RECORDS FOR THIS EXERCISE:
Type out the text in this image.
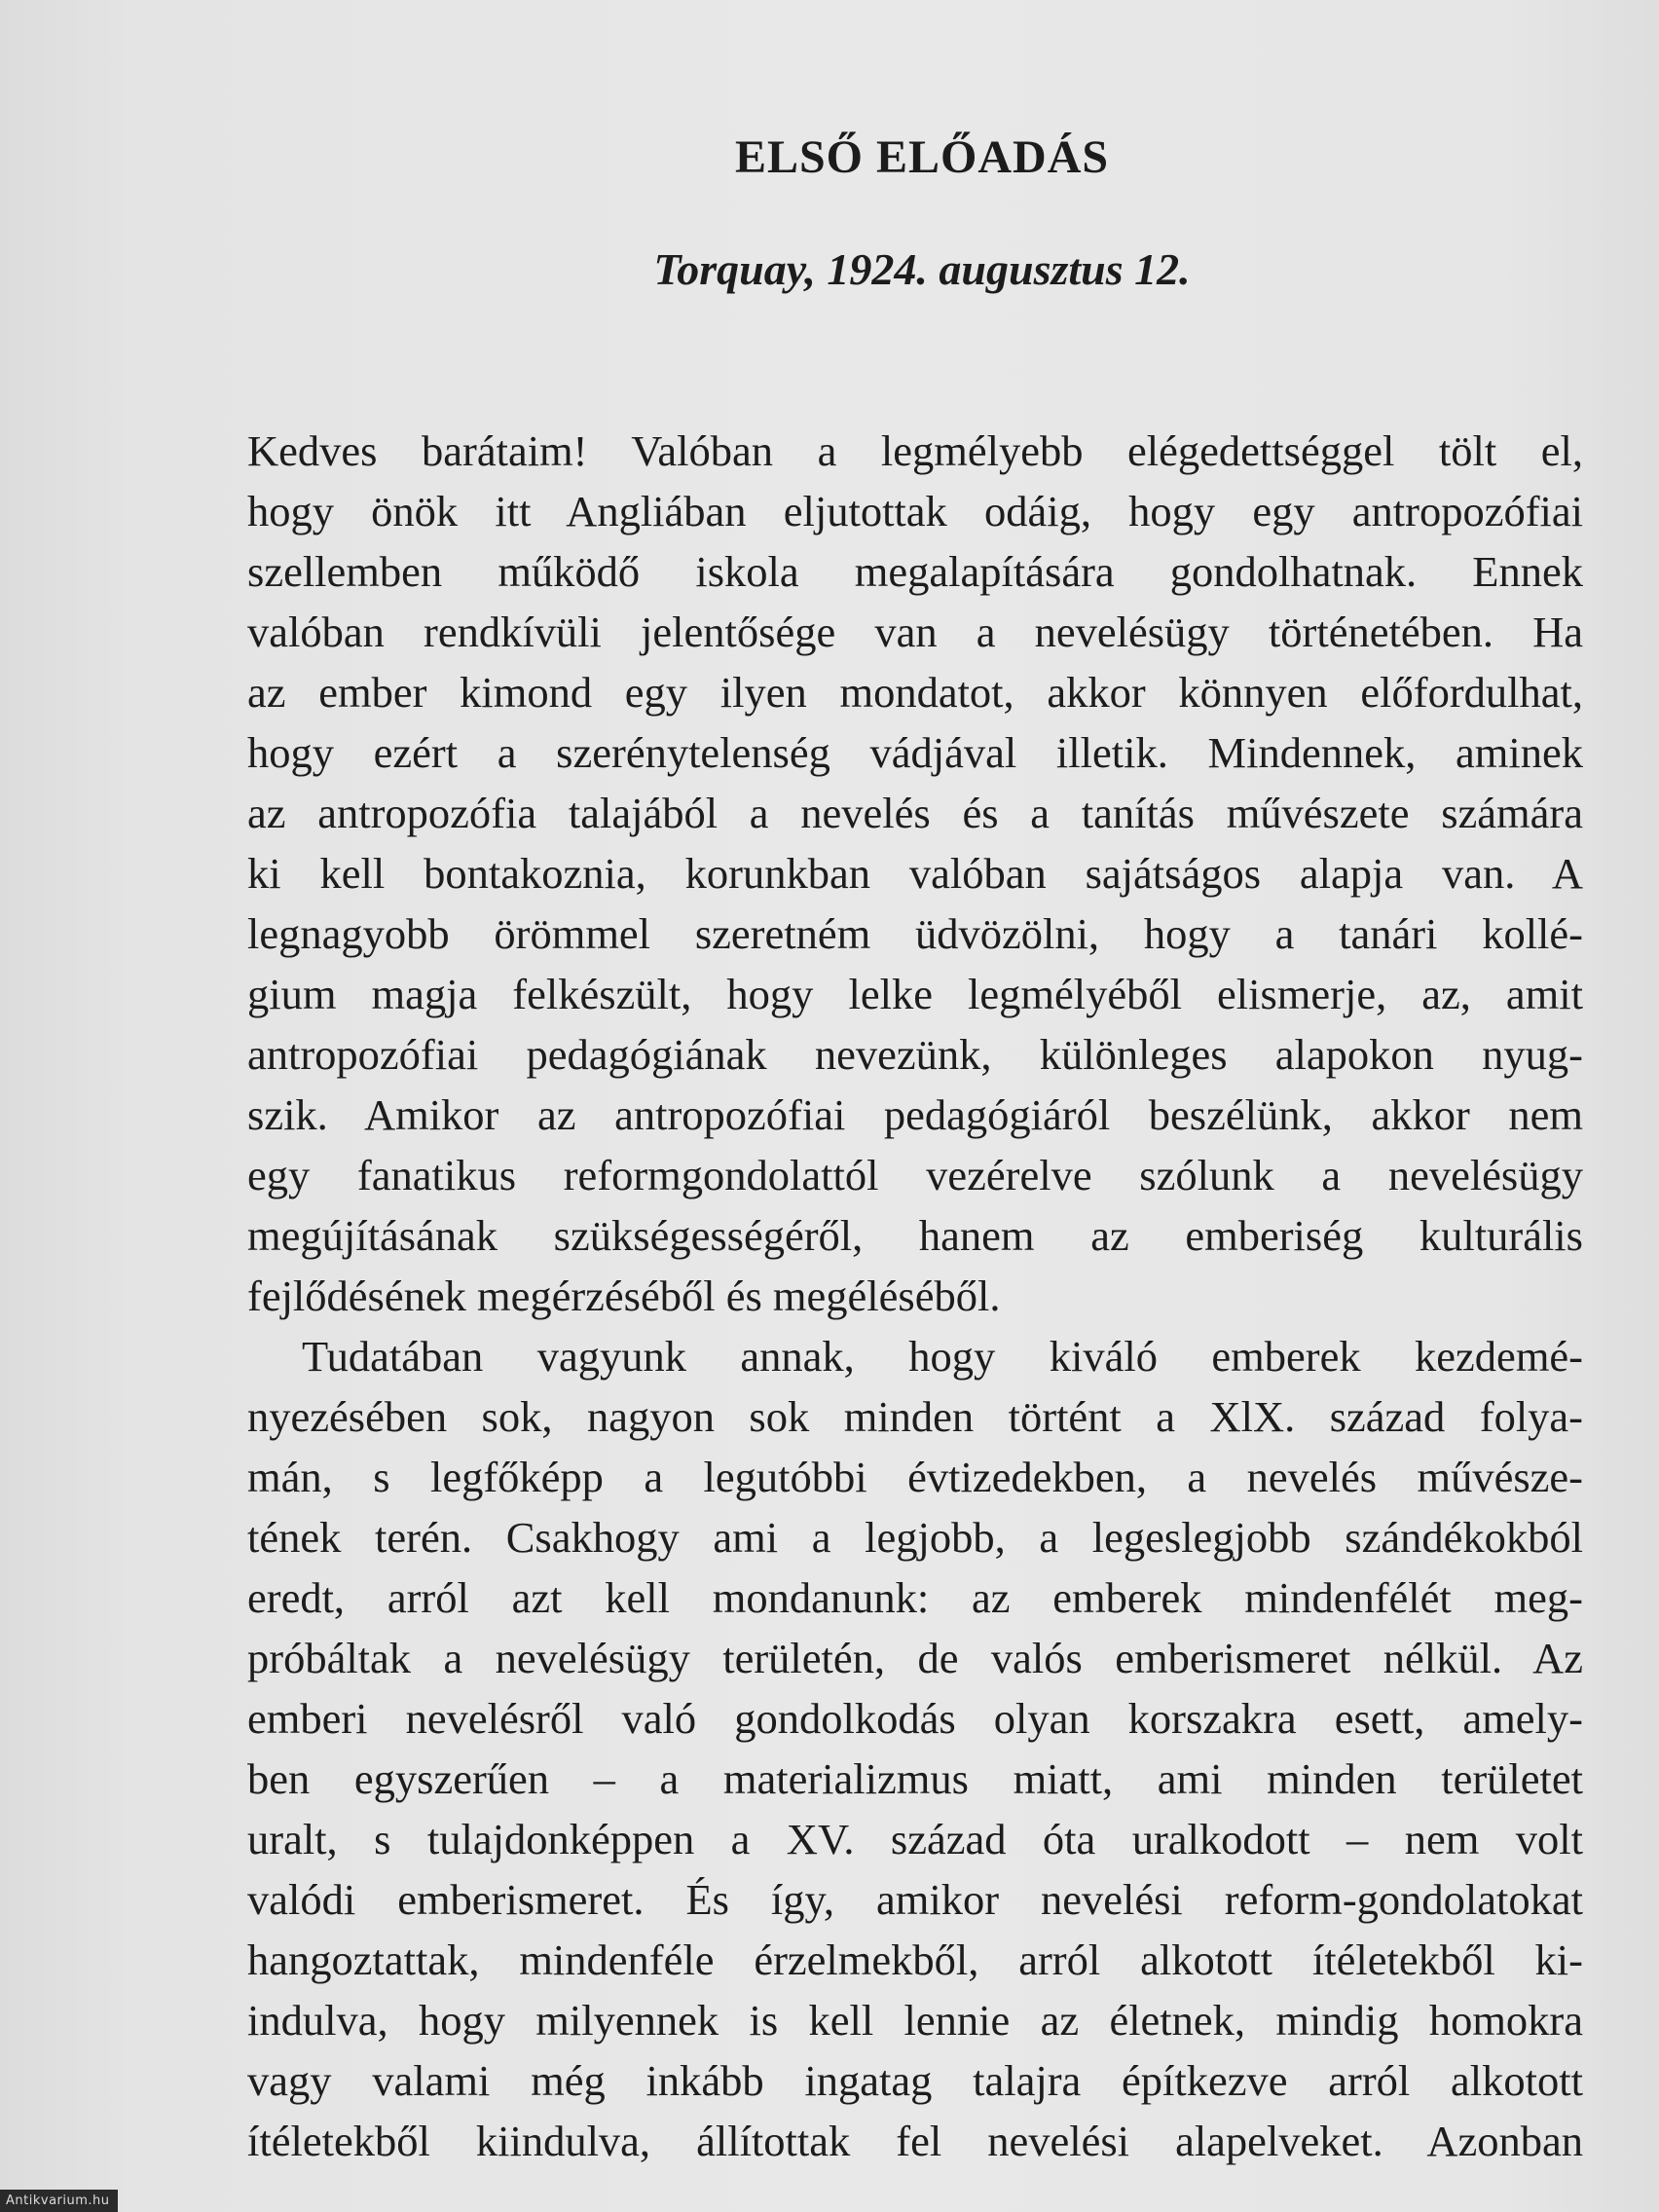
ELSŐ ELŐADÁS
Torquay, 1924. augusztus 12.

Kedves barátaim! Valóban a legmélyebb elégedettséggel tölt el,
hogy önök itt Angliában eljutottak odáig, hogy egy antropozófiai
szellemben működő iskola megalapítására gondolhatnak. Ennek
valóban rendkívüli jelentősége van a nevelésügy történetében. Ha
az ember kimond egy ilyen mondatot, akkor könnyen előfordulhat,
hogy ezért a szerénytelenség vádjával illetik. Mindennek, aminek
az antropozófia talajából a nevelés és a tanítás művészete számára
ki kell bontakoznia, korunkban valóban sajátságos alapja van. A
legnagyobb örömmel szeretném üdvözölni, hogy a tanári kollé-
gium magja felkészült, hogy lelke legmélyéből elismerje, az, amit
antropozófiai pedagógiának nevezünk, különleges alapokon nyug-
szik. Amikor az antropozófiai pedagógiáról beszélünk, akkor nem
egy fanatikus reformgondolattól vezérelve szólunk a nevelésügy
megújításának szükségességéről, hanem az emberiség kulturális
fejlődésének megérzéséből és megéléséből.

Tudatában vagyunk annak, hogy kiváló emberek kezdemé-
nyezésében sok, nagyon sok minden történt a XlX. század folya-
mán, s legfőképp a legutóbbi évtizedekben, a nevelés művésze-
tének terén. Csakhogy ami a legjobb, a legeslegjobb szándékokból
eredt, arról azt kell mondanunk: az emberek mindenfélét meg-
próbáltak a nevelésügy területén, de valós emberismeret nélkül. Az
emberi nevelésről való gondolkodás olyan korszakra esett, amely-
ben egyszerűen – a materializmus miatt, ami minden területet
uralt, s tulajdonképpen a XV. század óta uralkodott – nem volt
valódi emberismeret. És így, amikor nevelési reform-gondolatokat
hangoztattak, mindenféle érzelmekből, arról alkotott ítéletekből ki-
indulva, hogy milyennek is kell lennie az életnek, mindig homokra
vagy valami még inkább ingatag talajra építkezve arról alkotott
ítéletekből kiindulva, állítottak fel nevelési alapelveket. Azonban

Antikvarium.hu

GIVEN PROBLEM:
Please repeat the entries exactly. Do not include the pictures.

OUTPUT FOR THIS TASK:
Type out the text in this image.
ELSŐ ELŐADÁS
Torquay, 1924. augusztus 12.

Kedves barátaim! Valóban a legmélyebb elégedettséggel tölt el,
hogy önök itt Angliában eljutottak odáig, hogy egy antropozófiai
szellemben működő iskola megalapítására gondolhatnak. Ennek
valóban rendkívüli jelentősége van a nevelésügy történetében. Ha
az ember kimond egy ilyen mondatot, akkor könnyen előfordulhat,
hogy ezért a szerénytelenség vádjával illetik. Mindennek, aminek
az antropozófia talajából a nevelés és a tanítás művészete számára
ki kell bontakoznia, korunkban valóban sajátságos alapja van. A
legnagyobb örömmel szeretném üdvözölni, hogy a tanári kollé-
gium magja felkészült, hogy lelke legmélyéből elismerje, az, amit
antropozófiai pedagógiának nevezünk, különleges alapokon nyug-
szik. Amikor az antropozófiai pedagógiáról beszélünk, akkor nem
egy fanatikus reformgondolattól vezérelve szólunk a nevelésügy
megújításának szükségességéről, hanem az emberiség kulturális
fejlődésének megérzéséből és megéléséből.

Tudatában vagyunk annak, hogy kiváló emberek kezdemé-
nyezésében sok, nagyon sok minden történt a XlX. század folya-
mán, s legfőképp a legutóbbi évtizedekben, a nevelés művésze-
tének terén. Csakhogy ami a legjobb, a legeslegjobb szándékokból
eredt, arról azt kell mondanunk: az emberek mindenfélét meg-
próbáltak a nevelésügy területén, de valós emberismeret nélkül. Az
emberi nevelésről való gondolkodás olyan korszakra esett, amely-
ben egyszerűen – a materializmus miatt, ami minden területet
uralt, s tulajdonképpen a XV. század óta uralkodott – nem volt
valódi emberismeret. És így, amikor nevelési reform-gondolatokat
hangoztattak, mindenféle érzelmekből, arról alkotott ítéletekből ki-
indulva, hogy milyennek is kell lennie az életnek, mindig homokra
vagy valami még inkább ingatag talajra építkezve arról alkotott
ítéletekből kiindulva, állítottak fel nevelési alapelveket. Azonban

Antikvarium.hu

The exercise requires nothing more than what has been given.